§ What to produce
Keep every line where the word "plowed" appears; drop the rest.

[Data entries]
::::::::

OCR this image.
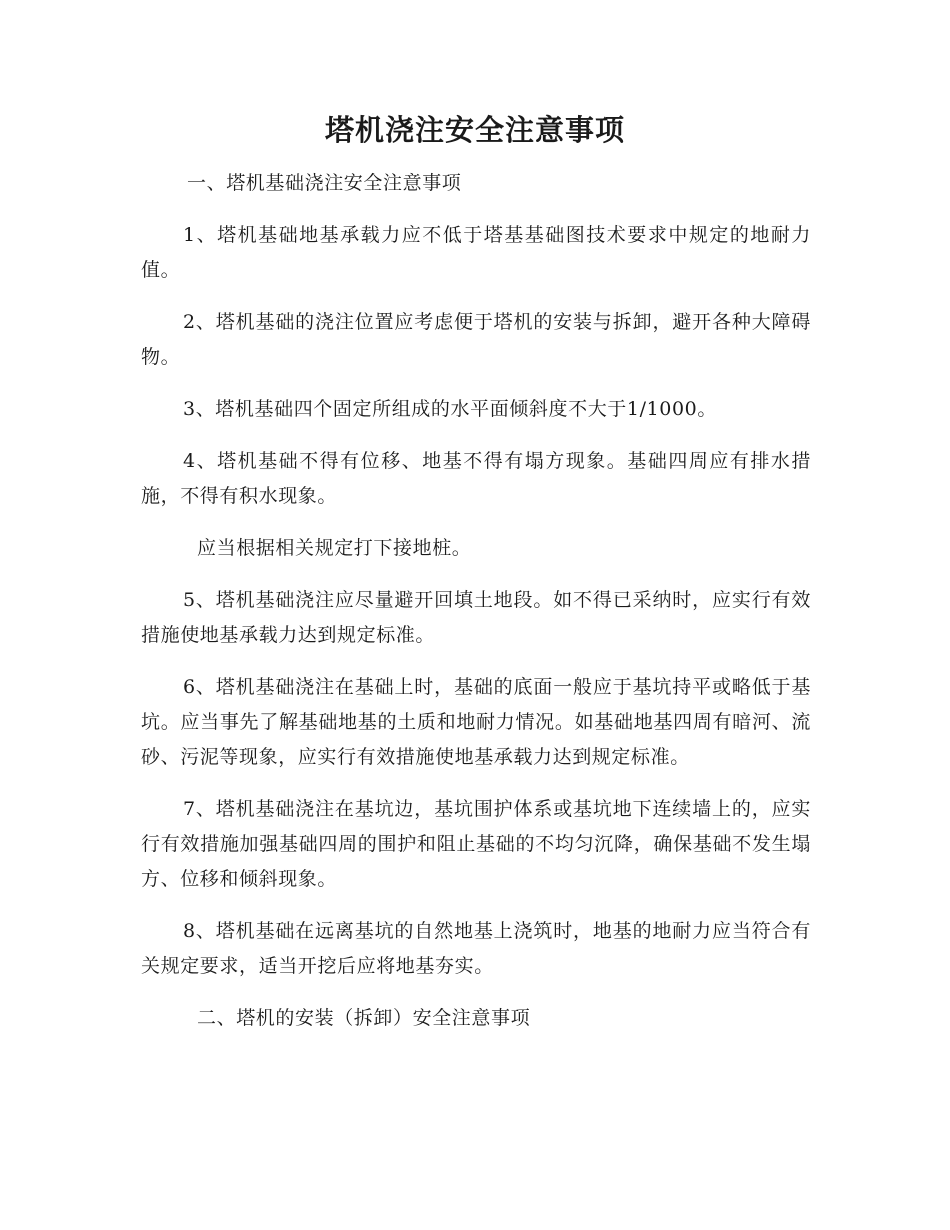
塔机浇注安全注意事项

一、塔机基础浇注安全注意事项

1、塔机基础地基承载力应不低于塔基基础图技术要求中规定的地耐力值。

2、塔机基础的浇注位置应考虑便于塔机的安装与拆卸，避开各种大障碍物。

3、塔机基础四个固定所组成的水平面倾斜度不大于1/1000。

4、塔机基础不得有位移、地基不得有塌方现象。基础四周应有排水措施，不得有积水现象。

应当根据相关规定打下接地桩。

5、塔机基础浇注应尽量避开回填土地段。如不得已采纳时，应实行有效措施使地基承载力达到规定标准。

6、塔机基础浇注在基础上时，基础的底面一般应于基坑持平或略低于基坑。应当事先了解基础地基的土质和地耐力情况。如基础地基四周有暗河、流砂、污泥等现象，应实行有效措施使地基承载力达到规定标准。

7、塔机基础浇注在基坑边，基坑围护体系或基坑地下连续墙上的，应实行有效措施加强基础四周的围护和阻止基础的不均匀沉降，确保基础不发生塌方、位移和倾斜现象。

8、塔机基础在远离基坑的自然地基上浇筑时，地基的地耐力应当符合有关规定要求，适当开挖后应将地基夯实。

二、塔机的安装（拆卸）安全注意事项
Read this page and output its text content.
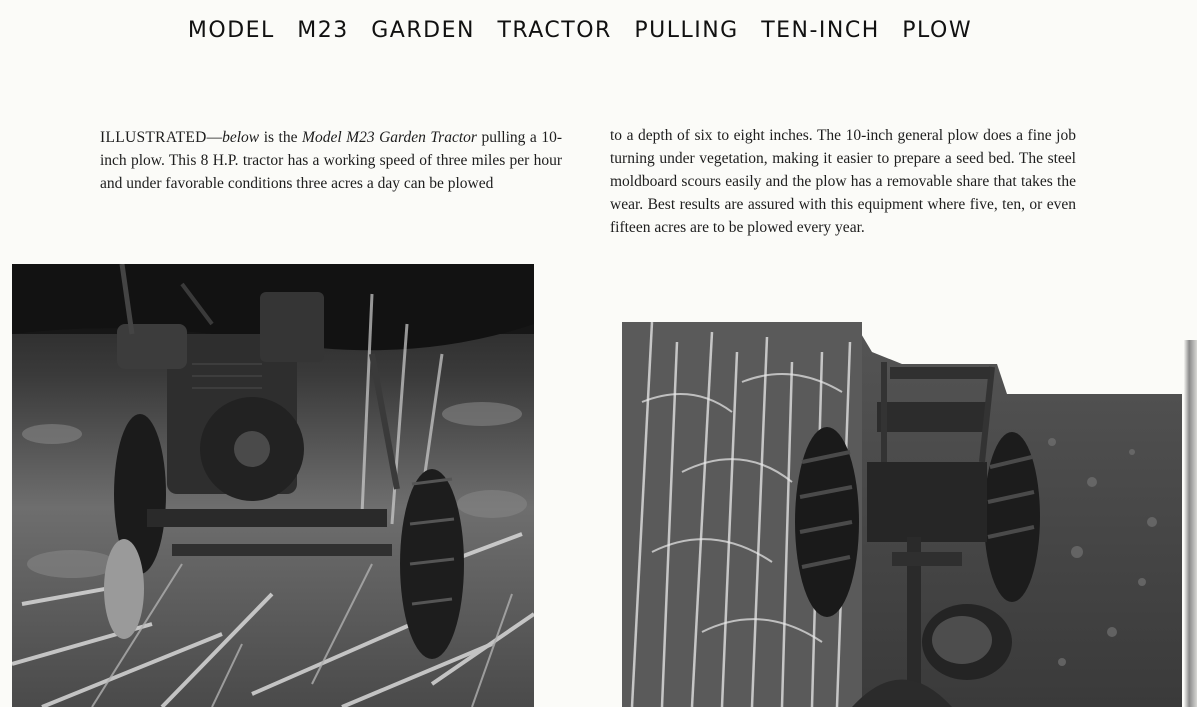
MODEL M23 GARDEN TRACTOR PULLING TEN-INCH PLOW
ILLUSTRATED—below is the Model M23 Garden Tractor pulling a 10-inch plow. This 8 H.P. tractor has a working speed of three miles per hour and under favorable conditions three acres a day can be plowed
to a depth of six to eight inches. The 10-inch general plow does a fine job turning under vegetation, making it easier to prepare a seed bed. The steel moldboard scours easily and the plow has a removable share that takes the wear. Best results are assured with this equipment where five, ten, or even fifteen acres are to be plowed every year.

::::::::

§ Result for this task
ILLUSTRATED—below is the Model M23 Garden Tractor pulling a 10-inch plow. This 8 H.P. tractor has a working speed of three miles per hour and under favorable conditions three acres a day can be plowed
to a depth of six to eight inches. The 10-inch general plow does a fine job turning under vegetation, making it easier to prepare a seed bed. The steel moldboard scours easily and the plow has a removable share that takes the wear. Best results are assured with this equipment where five, ten, or even fifteen acres are to be plowed every year.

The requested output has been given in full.